### DATASET EXCERPTS:
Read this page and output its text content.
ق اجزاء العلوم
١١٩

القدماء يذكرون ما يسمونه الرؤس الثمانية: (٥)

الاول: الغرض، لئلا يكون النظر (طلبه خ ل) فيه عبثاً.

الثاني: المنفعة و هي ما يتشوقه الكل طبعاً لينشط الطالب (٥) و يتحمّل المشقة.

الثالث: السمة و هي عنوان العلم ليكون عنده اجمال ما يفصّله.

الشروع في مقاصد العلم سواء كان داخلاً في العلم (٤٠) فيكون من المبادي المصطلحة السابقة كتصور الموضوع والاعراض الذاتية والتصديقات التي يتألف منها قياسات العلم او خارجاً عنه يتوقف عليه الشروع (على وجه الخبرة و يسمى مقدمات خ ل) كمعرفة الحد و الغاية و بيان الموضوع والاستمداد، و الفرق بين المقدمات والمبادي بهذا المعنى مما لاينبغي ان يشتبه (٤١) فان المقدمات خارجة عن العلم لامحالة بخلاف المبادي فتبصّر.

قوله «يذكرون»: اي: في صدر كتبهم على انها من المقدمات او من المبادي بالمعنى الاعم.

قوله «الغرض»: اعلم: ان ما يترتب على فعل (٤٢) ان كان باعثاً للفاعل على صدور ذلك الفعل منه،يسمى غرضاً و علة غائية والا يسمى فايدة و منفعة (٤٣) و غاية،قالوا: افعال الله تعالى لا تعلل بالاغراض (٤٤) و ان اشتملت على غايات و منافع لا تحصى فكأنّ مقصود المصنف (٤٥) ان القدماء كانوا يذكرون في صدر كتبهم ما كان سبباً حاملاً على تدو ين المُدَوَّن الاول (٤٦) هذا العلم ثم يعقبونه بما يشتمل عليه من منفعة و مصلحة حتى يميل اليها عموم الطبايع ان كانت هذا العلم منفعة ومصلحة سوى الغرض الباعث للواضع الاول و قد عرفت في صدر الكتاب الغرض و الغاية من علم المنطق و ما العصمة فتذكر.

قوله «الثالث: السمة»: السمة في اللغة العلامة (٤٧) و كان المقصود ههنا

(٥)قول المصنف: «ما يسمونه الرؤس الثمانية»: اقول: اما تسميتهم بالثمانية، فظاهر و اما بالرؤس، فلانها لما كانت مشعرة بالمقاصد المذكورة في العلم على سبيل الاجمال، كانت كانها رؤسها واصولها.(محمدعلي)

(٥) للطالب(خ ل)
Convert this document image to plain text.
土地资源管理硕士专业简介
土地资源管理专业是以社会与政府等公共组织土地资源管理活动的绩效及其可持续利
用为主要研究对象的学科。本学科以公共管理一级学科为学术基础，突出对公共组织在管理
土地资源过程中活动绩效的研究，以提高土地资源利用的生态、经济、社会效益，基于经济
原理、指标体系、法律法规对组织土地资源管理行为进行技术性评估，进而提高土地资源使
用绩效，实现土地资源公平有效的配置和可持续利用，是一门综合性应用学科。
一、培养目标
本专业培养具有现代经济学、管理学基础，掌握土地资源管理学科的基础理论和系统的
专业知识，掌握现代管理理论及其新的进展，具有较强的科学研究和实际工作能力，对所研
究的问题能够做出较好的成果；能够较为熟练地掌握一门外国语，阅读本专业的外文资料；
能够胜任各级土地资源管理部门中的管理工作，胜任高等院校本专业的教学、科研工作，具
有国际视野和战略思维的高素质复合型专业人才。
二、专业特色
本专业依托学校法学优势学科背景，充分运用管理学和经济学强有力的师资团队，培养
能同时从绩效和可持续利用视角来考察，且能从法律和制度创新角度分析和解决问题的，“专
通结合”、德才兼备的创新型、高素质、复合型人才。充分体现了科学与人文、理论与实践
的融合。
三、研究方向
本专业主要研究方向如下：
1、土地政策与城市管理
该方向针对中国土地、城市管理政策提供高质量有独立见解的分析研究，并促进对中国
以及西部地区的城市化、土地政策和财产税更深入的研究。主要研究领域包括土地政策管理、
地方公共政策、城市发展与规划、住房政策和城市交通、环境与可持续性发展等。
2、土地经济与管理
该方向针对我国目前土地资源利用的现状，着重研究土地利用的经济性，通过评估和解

### EXERCISE BRIEF:
Your answer should consist only of the lines from the one with "Convert this document image to plain text." through the end of the data above, reproduced exactly.

### ANSWER TO THIS TASK:
Convert this document image to plain text.
土地资源管理硕士专业简介
土地资源管理专业是以社会与政府等公共组织土地资源管理活动的绩效及其可持续利
用为主要研究对象的学科。本学科以公共管理一级学科为学术基础，突出对公共组织在管理
土地资源过程中活动绩效的研究，以提高土地资源利用的生态、经济、社会效益，基于经济
原理、指标体系、法律法规对组织土地资源管理行为进行技术性评估，进而提高土地资源使
用绩效，实现土地资源公平有效的配置和可持续利用，是一门综合性应用学科。
一、培养目标
本专业培养具有现代经济学、管理学基础，掌握土地资源管理学科的基础理论和系统的
专业知识，掌握现代管理理论及其新的进展，具有较强的科学研究和实际工作能力，对所研
究的问题能够做出较好的成果；能够较为熟练地掌握一门外国语，阅读本专业的外文资料；
能够胜任各级土地资源管理部门中的管理工作，胜任高等院校本专业的教学、科研工作，具
有国际视野和战略思维的高素质复合型专业人才。
二、专业特色
本专业依托学校法学优势学科背景，充分运用管理学和经济学强有力的师资团队，培养
能同时从绩效和可持续利用视角来考察，且能从法律和制度创新角度分析和解决问题的，“专
通结合”、德才兼备的创新型、高素质、复合型人才。充分体现了科学与人文、理论与实践
的融合。
三、研究方向
本专业主要研究方向如下：
1、土地政策与城市管理
该方向针对中国土地、城市管理政策提供高质量有独立见解的分析研究，并促进对中国
以及西部地区的城市化、土地政策和财产税更深入的研究。主要研究领域包括土地政策管理、
地方公共政策、城市发展与规划、住房政策和城市交通、环境与可持续性发展等。
2、土地经济与管理
该方向针对我国目前土地资源利用的现状，着重研究土地利用的经济性，通过评估和解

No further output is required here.